任务要求 ->
**1)** 更新一下神经网络优化那篇文章里从“TensorFlow进一步优化神经网络 | QIMING.INFO”到“化此神经网络,将准确率提升至98%以上。”的这一段：把其中的“准确率”都换成“正确率”，其余文字不动，整段写出来。
**2)** 神经网络优化这篇文章写到哪儿停了，就从那儿接着往下写。

:: 文章摘录 ::

TensorFlow进一步优化神经网络 | QIMING.INFO

TensorFlow进一步优化神经网络

在本站的这篇文章《TensorFlow实现简单神经网络》中,我们用TensorFlow实现了对MINST手写数字集的分类,分类的准确率达到了91%,本文中将优化此神经网络,将准确率提升至98%以上。

1 优化思路

对神经网络进行优化时,可以采取的思路主要有以下几种:

  • 合适的损失函数
  • 合适的激活函数
  • 合适的优化器
  • 神经网络的层数
  • 学习率的设置
  • 处理过拟合问题
  • 增大训练样本量、训练轮次

本例中,交叉熵函数比二次代价函数更适合作为损失函数,激活函数采用了tanh()函数,优化器选用了Adam函数。

神经网络的层数并不是越多越好(太复杂的神经网络解决数据量较小的问题极易出现过拟合现象),本例中设置了两层中间层。

:::
:: 所给资料 ::

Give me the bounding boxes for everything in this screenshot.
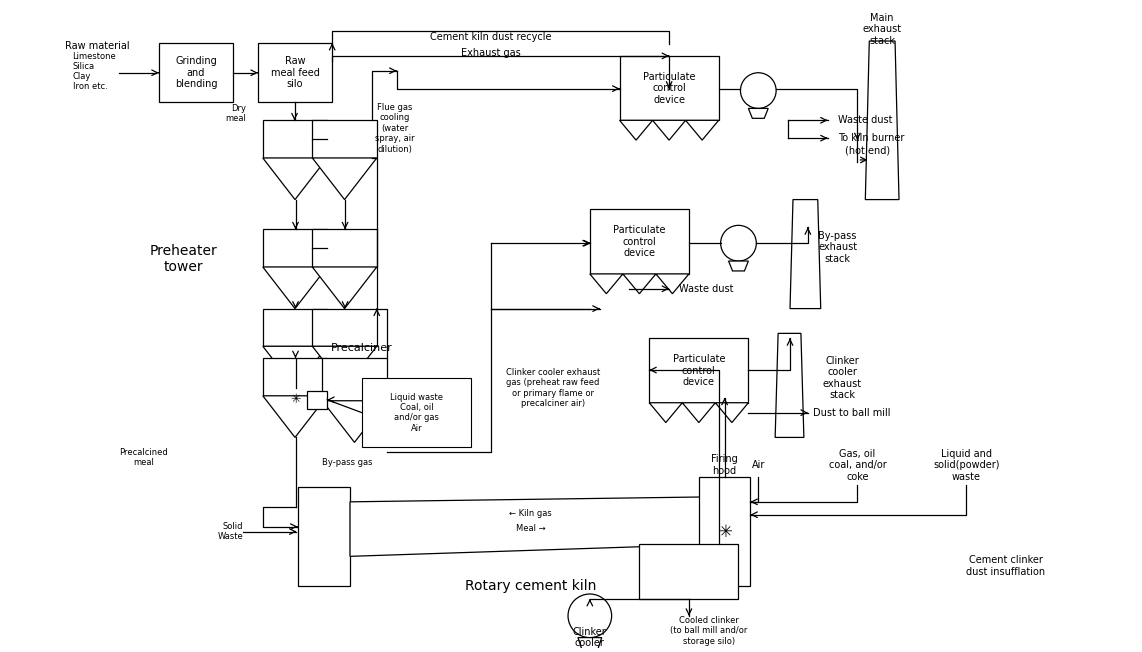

:::

回复内容 ->
**1)**
TensorFlow进一步优化神经网络 | QIMING.INFO

TensorFlow进一步优化神经网络

在本站的这篇文章《TensorFlow实现简单神经网络》中,我们用TensorFlow实现了对MINST手写数字集的分类,分类的正确率达到了91%,本文中将优化此神经网络,将正确率提升至98%以上。

**2)**
设置学习率时,学习率太大会导致参数的值不停摇摆,而不会收敛到一个极小值,太小又会大大降低优化速度,所以我们可以先使用一个较大的学习率来快速得到一个比较优的解,然后随着迭代的继续逐步减小学习率,使得模型在训练后期更加稳定。

为防止过拟合问题,本例中使用了dropout机制。

在深度学习中,增大训练样本量可以使很多问题迎刃而解,但在本例中并不适用,因为本例已经使用了MNIST的全部训练数据。但是可以增加训练轮次,本例中将上文的21次提升到了51次。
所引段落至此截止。